**Exercise directions:**
Extract all lines from the data beneath that include the word "object".

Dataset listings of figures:
-----

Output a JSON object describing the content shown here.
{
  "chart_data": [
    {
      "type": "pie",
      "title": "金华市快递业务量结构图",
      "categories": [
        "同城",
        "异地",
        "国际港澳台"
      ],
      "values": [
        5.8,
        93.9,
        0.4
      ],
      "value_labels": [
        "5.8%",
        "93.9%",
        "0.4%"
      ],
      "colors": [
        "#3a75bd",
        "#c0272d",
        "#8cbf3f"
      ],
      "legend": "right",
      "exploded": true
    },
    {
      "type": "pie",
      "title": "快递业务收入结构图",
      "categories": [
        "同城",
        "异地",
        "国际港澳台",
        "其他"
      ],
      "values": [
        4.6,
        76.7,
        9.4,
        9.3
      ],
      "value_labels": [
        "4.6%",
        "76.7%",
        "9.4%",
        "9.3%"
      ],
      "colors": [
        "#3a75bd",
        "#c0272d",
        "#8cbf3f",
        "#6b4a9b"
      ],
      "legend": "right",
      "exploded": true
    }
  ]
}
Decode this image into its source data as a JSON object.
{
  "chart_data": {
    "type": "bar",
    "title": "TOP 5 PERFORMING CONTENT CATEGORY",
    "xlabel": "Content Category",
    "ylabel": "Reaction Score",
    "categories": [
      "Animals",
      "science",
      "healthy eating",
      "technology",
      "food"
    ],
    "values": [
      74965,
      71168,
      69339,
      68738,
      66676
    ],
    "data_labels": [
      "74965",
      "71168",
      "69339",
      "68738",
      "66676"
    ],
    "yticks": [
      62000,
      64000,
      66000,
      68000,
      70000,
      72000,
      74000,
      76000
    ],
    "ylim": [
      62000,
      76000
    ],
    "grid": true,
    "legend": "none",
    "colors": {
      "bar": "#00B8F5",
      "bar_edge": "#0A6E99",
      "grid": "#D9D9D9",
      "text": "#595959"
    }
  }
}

-----

**Answer to this exercise:**
Output a JSON object describing the content shown here.
Decode this image into its source data as a JSON object.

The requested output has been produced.